Saved data entries
┌──
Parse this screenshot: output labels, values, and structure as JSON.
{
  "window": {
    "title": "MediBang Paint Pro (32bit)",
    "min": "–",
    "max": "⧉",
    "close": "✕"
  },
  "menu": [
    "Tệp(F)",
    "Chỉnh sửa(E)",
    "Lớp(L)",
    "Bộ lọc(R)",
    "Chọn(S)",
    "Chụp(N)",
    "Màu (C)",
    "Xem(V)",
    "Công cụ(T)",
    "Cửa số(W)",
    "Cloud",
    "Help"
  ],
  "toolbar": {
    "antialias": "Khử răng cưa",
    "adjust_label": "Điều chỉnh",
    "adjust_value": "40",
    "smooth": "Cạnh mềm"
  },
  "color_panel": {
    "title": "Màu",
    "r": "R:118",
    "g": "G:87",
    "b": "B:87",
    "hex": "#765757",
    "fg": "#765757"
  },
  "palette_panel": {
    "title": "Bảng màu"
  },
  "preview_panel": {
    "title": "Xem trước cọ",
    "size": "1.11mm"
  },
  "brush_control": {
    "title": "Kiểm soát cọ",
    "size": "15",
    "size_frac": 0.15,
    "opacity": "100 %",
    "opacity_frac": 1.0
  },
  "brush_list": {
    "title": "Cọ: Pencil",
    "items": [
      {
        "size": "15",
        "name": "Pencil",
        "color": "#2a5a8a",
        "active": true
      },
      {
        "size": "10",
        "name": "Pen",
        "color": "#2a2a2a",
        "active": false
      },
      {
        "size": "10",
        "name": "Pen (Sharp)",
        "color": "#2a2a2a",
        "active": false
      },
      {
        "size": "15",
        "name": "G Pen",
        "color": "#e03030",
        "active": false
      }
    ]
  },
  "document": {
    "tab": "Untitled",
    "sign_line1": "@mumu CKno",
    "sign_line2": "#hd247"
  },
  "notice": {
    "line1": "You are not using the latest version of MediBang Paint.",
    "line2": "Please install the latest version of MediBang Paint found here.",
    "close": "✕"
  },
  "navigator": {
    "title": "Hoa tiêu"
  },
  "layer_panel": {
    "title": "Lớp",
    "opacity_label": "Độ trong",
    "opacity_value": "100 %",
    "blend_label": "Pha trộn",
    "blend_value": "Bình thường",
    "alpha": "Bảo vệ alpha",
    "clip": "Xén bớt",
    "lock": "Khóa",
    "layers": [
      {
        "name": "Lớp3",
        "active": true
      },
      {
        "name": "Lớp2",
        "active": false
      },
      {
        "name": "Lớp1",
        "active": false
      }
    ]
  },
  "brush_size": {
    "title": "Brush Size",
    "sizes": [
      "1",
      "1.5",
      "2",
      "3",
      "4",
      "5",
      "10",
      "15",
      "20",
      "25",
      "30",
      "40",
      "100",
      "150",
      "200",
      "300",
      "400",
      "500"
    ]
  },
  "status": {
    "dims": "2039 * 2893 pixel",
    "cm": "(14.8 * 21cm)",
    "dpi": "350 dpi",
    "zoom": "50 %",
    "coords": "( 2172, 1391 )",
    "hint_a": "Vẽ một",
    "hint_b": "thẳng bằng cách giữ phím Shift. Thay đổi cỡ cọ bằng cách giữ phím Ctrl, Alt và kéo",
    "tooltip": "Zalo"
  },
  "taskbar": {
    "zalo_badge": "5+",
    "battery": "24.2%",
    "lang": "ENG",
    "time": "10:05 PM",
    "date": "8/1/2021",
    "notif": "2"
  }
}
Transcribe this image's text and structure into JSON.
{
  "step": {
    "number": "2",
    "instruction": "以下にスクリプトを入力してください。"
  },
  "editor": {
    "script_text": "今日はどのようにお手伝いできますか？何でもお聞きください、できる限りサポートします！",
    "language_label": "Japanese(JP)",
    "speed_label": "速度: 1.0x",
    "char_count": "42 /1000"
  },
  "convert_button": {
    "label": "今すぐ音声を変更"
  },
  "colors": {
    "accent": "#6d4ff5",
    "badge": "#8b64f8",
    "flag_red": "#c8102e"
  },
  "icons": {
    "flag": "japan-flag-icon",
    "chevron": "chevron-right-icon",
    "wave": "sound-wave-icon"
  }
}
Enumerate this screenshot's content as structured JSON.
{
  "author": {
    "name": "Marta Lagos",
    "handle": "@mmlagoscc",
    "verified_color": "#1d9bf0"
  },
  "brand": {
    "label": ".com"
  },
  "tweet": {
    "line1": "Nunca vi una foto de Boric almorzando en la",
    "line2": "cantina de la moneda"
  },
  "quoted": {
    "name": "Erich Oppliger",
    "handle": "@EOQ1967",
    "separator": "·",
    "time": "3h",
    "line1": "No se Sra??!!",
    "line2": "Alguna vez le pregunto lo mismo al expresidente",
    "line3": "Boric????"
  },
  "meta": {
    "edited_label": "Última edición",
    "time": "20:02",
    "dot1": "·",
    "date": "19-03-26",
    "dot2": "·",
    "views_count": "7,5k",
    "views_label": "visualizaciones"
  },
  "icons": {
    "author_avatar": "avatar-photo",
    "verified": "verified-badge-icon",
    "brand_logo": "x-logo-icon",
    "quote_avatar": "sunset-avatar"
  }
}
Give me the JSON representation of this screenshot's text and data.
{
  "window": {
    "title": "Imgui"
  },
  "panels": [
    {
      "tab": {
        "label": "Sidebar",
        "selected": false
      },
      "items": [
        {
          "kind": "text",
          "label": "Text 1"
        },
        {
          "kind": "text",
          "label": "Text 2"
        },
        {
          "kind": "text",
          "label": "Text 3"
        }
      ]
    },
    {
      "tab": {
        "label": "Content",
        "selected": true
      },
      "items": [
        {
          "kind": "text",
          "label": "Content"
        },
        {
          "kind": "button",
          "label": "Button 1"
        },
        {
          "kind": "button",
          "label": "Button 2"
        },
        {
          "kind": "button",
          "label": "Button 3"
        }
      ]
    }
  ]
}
└──
INSTRUCTION | All of the records must be repeated exactly.

EXERCISE RESULT |
Parse this screenshot: output labels, values, and structure as JSON.
{
  "window": {
    "title": "MediBang Paint Pro (32bit)",
    "min": "–",
    "max": "⧉",
    "close": "✕"
  },
  "menu": [
    "Tệp(F)",
    "Chỉnh sửa(E)",
    "Lớp(L)",
    "Bộ lọc(R)",
    "Chọn(S)",
    "Chụp(N)",
    "Màu (C)",
    "Xem(V)",
    "Công cụ(T)",
    "Cửa số(W)",
    "Cloud",
    "Help"
  ],
  "toolbar": {
    "antialias": "Khử răng cưa",
    "adjust_label": "Điều chỉnh",
    "adjust_value": "40",
    "smooth": "Cạnh mềm"
  },
  "color_panel": {
    "title": "Màu",
    "r": "R:118",
    "g": "G:87",
    "b": "B:87",
    "hex": "#765757",
    "fg": "#765757"
  },
  "palette_panel": {
    "title": "Bảng màu"
  },
  "preview_panel": {
    "title": "Xem trước cọ",
    "size": "1.11mm"
  },
  "brush_control": {
    "title": "Kiểm soát cọ",
    "size": "15",
    "size_frac": 0.15,
    "opacity": "100 %",
    "opacity_frac": 1.0
  },
  "brush_list": {
    "title": "Cọ: Pencil",
    "items": [
      {
        "size": "15",
        "name": "Pencil",
        "color": "#2a5a8a",
        "active": true
      },
      {
        "size": "10",
        "name": "Pen",
        "color": "#2a2a2a",
        "active": false
      },
      {
        "size": "10",
        "name": "Pen (Sharp)",
        "color": "#2a2a2a",
        "active": false
      },
      {
        "size": "15",
        "name": "G Pen",
        "color": "#e03030",
        "active": false
      }
    ]
  },
  "document": {
    "tab": "Untitled",
    "sign_line1": "@mumu CKno",
    "sign_line2": "#hd247"
  },
  "notice": {
    "line1": "You are not using the latest version of MediBang Paint.",
    "line2": "Please install the latest version of MediBang Paint found here.",
    "close": "✕"
  },
  "navigator": {
    "title": "Hoa tiêu"
  },
  "layer_panel": {
    "title": "Lớp",
    "opacity_label": "Độ trong",
    "opacity_value": "100 %",
    "blend_label": "Pha trộn",
    "blend_value": "Bình thường",
    "alpha": "Bảo vệ alpha",
    "clip": "Xén bớt",
    "lock": "Khóa",
    "layers": [
      {
        "name": "Lớp3",
        "active": true
      },
      {
        "name": "Lớp2",
        "active": false
      },
      {
        "name": "Lớp1",
        "active": false
      }
    ]
  },
  "brush_size": {
    "title": "Brush Size",
    "sizes": [
      "1",
      "1.5",
      "2",
      "3",
      "4",
      "5",
      "10",
      "15",
      "20",
      "25",
      "30",
      "40",
      "100",
      "150",
      "200",
      "300",
      "400",
      "500"
    ]
  },
  "status": {
    "dims": "2039 * 2893 pixel",
    "cm": "(14.8 * 21cm)",
    "dpi": "350 dpi",
    "zoom": "50 %",
    "coords": "( 2172, 1391 )",
    "hint_a": "Vẽ một",
    "hint_b": "thẳng bằng cách giữ phím Shift. Thay đổi cỡ cọ bằng cách giữ phím Ctrl, Alt và kéo",
    "tooltip": "Zalo"
  },
  "taskbar": {
    "zalo_badge": "5+",
    "battery": "24.2%",
    "lang": "ENG",
    "time": "10:05 PM",
    "date": "8/1/2021",
    "notif": "2"
  }
}
Transcribe this image's text and structure into JSON.
{
  "step": {
    "number": "2",
    "instruction": "以下にスクリプトを入力してください。"
  },
  "editor": {
    "script_text": "今日はどのようにお手伝いできますか？何でもお聞きください、できる限りサポートします！",
    "language_label": "Japanese(JP)",
    "speed_label": "速度: 1.0x",
    "char_count": "42 /1000"
  },
  "convert_button": {
    "label": "今すぐ音声を変更"
  },
  "colors": {
    "accent": "#6d4ff5",
    "badge": "#8b64f8",
    "flag_red": "#c8102e"
  },
  "icons": {
    "flag": "japan-flag-icon",
    "chevron": "chevron-right-icon",
    "wave": "sound-wave-icon"
  }
}
Enumerate this screenshot's content as structured JSON.
{
  "author": {
    "name": "Marta Lagos",
    "handle": "@mmlagoscc",
    "verified_color": "#1d9bf0"
  },
  "brand": {
    "label": ".com"
  },
  "tweet": {
    "line1": "Nunca vi una foto de Boric almorzando en la",
    "line2": "cantina de la moneda"
  },
  "quoted": {
    "name": "Erich Oppliger",
    "handle": "@EOQ1967",
    "separator": "·",
    "time": "3h",
    "line1": "No se Sra??!!",
    "line2": "Alguna vez le pregunto lo mismo al expresidente",
    "line3": "Boric????"
  },
  "meta": {
    "edited_label": "Última edición",
    "time": "20:02",
    "dot1": "·",
    "date": "19-03-26",
    "dot2": "·",
    "views_count": "7,5k",
    "views_label": "visualizaciones"
  },
  "icons": {
    "author_avatar": "avatar-photo",
    "verified": "verified-badge-icon",
    "brand_logo": "x-logo-icon",
    "quote_avatar": "sunset-avatar"
  }
}
Give me the JSON representation of this screenshot's text and data.
{
  "window": {
    "title": "Imgui"
  },
  "panels": [
    {
      "tab": {
        "label": "Sidebar",
        "selected": false
      },
      "items": [
        {
          "kind": "text",
          "label": "Text 1"
        },
        {
          "kind": "text",
          "label": "Text 2"
        },
        {
          "kind": "text",
          "label": "Text 3"
        }
      ]
    },
    {
      "tab": {
        "label": "Content",
        "selected": true
      },
      "items": [
        {
          "kind": "text",
          "label": "Content"
        },
        {
          "kind": "button",
          "label": "Button 1"
        },
        {
          "kind": "button",
          "label": "Button 2"
        },
        {
          "kind": "button",
          "label": "Button 3"
        }
      ]
    }
  ]
}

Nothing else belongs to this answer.